EXCERPTED DATA:
———
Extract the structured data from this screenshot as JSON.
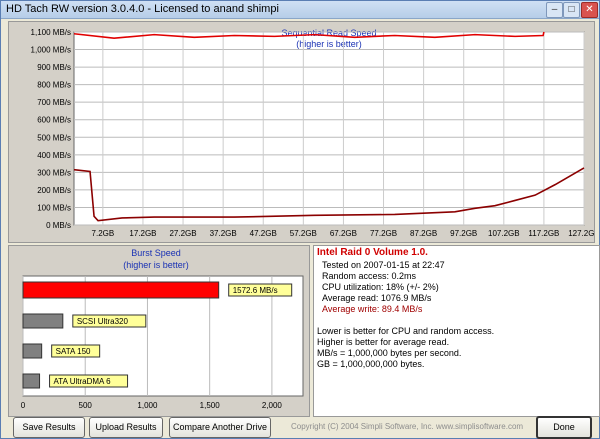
{
  "window": {
    "title": "HD Tach RW version 3.0.4.0 - Licensed to anand shimpi"
  },
  "read_chart": {
    "title": "Sequential Read Speed",
    "subtitle": "(higher is better)",
    "y_ticks": [
      "0 MB/s",
      "100 MB/s",
      "200 MB/s",
      "300 MB/s",
      "400 MB/s",
      "500 MB/s",
      "600 MB/s",
      "700 MB/s",
      "800 MB/s",
      "900 MB/s",
      "1,000 MB/s",
      "1,100 MB/s"
    ],
    "x_ticks": [
      "7.2GB",
      "17.2GB",
      "27.2GB",
      "37.2GB",
      "47.2GB",
      "57.2GB",
      "67.2GB",
      "77.2GB",
      "87.2GB",
      "97.2GB",
      "107.2GB",
      "117.2GB",
      "127.2GB"
    ]
  },
  "chart_data": [
    {
      "type": "line",
      "title": "Sequential Read Speed",
      "subtitle": "(higher is better)",
      "ylim": [
        0,
        1100
      ],
      "xlim": [
        0,
        127.2
      ],
      "series": [
        {
          "color": "#e00000",
          "x": [
            0,
            10,
            20,
            30,
            40,
            50,
            60,
            70,
            80,
            90,
            100,
            110,
            117,
            117.2
          ],
          "y": [
            1090,
            1065,
            1085,
            1070,
            1080,
            1075,
            1085,
            1070,
            1080,
            1070,
            1085,
            1075,
            1080,
            1100
          ]
        },
        {
          "color": "#8b0000",
          "x": [
            0,
            4,
            5,
            6,
            12,
            20,
            40,
            60,
            80,
            95,
            100,
            105,
            110,
            115,
            120,
            127.2
          ],
          "y": [
            315,
            305,
            50,
            25,
            40,
            45,
            45,
            55,
            60,
            75,
            95,
            110,
            140,
            170,
            230,
            325
          ]
        }
      ]
    },
    {
      "type": "bar",
      "title": "Burst Speed",
      "subtitle": "(higher is better)",
      "categories": [
        "",
        "SCSI Ultra320",
        "SATA 150",
        "ATA UltraDMA 6"
      ],
      "values": [
        1572.6,
        320,
        150,
        133
      ],
      "value_labels": [
        "1572.6 MB/s",
        "",
        "",
        ""
      ],
      "colors": [
        "#ff0000",
        "#808080",
        "#808080",
        "#808080"
      ],
      "xlim": [
        0,
        2250
      ]
    }
  ],
  "burst_chart": {
    "title": "Burst Speed",
    "subtitle": "(higher is better)",
    "x_ticks": [
      "0",
      "500",
      "1,000",
      "1,500",
      "2,000"
    ]
  },
  "info": {
    "drive_name": "Intel Raid 0 Volume 1.0.",
    "tested_on": "Tested on 2007-01-15 at 22:47",
    "random_access": "Random access: 0.2ms",
    "cpu": "CPU utilization: 18% (+/- 2%)",
    "avg_read": "Average read: 1076.9 MB/s",
    "avg_write": "Average write: 89.4 MB/s",
    "note1": "Lower is better for CPU and random access.",
    "note2": "Higher is better for average read.",
    "note3": "MB/s = 1,000,000 bytes per second.",
    "note4": "GB = 1,000,000,000 bytes."
  },
  "buttons": {
    "save": "Save Results",
    "upload": "Upload Results",
    "compare": "Compare Another Drive",
    "done": "Done"
  },
  "footer": {
    "copyright": "Copyright (C) 2004 Simpli Software, Inc. www.simplisoftware.com"
  }
}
———
EXERCISE BRIEF:
Leave the pictures out and reproduce all of the records exactly.

RESPONSE TO THE TASK:
Extract the structured data from this screenshot as JSON.
{
  "window": {
    "title": "HD Tach RW version 3.0.4.0 - Licensed to anand shimpi"
  },
  "read_chart": {
    "title": "Sequential Read Speed",
    "subtitle": "(higher is better)",
    "y_ticks": [
      "0 MB/s",
      "100 MB/s",
      "200 MB/s",
      "300 MB/s",
      "400 MB/s",
      "500 MB/s",
      "600 MB/s",
      "700 MB/s",
      "800 MB/s",
      "900 MB/s",
      "1,000 MB/s",
      "1,100 MB/s"
    ],
    "x_ticks": [
      "7.2GB",
      "17.2GB",
      "27.2GB",
      "37.2GB",
      "47.2GB",
      "57.2GB",
      "67.2GB",
      "77.2GB",
      "87.2GB",
      "97.2GB",
      "107.2GB",
      "117.2GB",
      "127.2GB"
    ]
  },
  "chart_data": [
    {
      "type": "line",
      "title": "Sequential Read Speed",
      "subtitle": "(higher is better)",
      "ylim": [
        0,
        1100
      ],
      "xlim": [
        0,
        127.2
      ],
      "series": [
        {
          "color": "#e00000",
          "x": [
            0,
            10,
            20,
            30,
            40,
            50,
            60,
            70,
            80,
            90,
            100,
            110,
            117,
            117.2
          ],
          "y": [
            1090,
            1065,
            1085,
            1070,
            1080,
            1075,
            1085,
            1070,
            1080,
            1070,
            1085,
            1075,
            1080,
            1100
          ]
        },
        {
          "color": "#8b0000",
          "x": [
            0,
            4,
            5,
            6,
            12,
            20,
            40,
            60,
            80,
            95,
            100,
            105,
            110,
            115,
            120,
            127.2
          ],
          "y": [
            315,
            305,
            50,
            25,
            40,
            45,
            45,
            55,
            60,
            75,
            95,
            110,
            140,
            170,
            230,
            325
          ]
        }
      ]
    },
    {
      "type": "bar",
      "title": "Burst Speed",
      "subtitle": "(higher is better)",
      "categories": [
        "",
        "SCSI Ultra320",
        "SATA 150",
        "ATA UltraDMA 6"
      ],
      "values": [
        1572.6,
        320,
        150,
        133
      ],
      "value_labels": [
        "1572.6 MB/s",
        "",
        "",
        ""
      ],
      "colors": [
        "#ff0000",
        "#808080",
        "#808080",
        "#808080"
      ],
      "xlim": [
        0,
        2250
      ]
    }
  ],
  "burst_chart": {
    "title": "Burst Speed",
    "subtitle": "(higher is better)",
    "x_ticks": [
      "0",
      "500",
      "1,000",
      "1,500",
      "2,000"
    ]
  },
  "info": {
    "drive_name": "Intel Raid 0 Volume 1.0.",
    "tested_on": "Tested on 2007-01-15 at 22:47",
    "random_access": "Random access: 0.2ms",
    "cpu": "CPU utilization: 18% (+/- 2%)",
    "avg_read": "Average read: 1076.9 MB/s",
    "avg_write": "Average write: 89.4 MB/s",
    "note1": "Lower is better for CPU and random access.",
    "note2": "Higher is better for average read.",
    "note3": "MB/s = 1,000,000 bytes per second.",
    "note4": "GB = 1,000,000,000 bytes."
  },
  "buttons": {
    "save": "Save Results",
    "upload": "Upload Results",
    "compare": "Compare Another Drive",
    "done": "Done"
  },
  "footer": {
    "copyright": "Copyright (C) 2004 Simpli Software, Inc. www.simplisoftware.com"
  }
}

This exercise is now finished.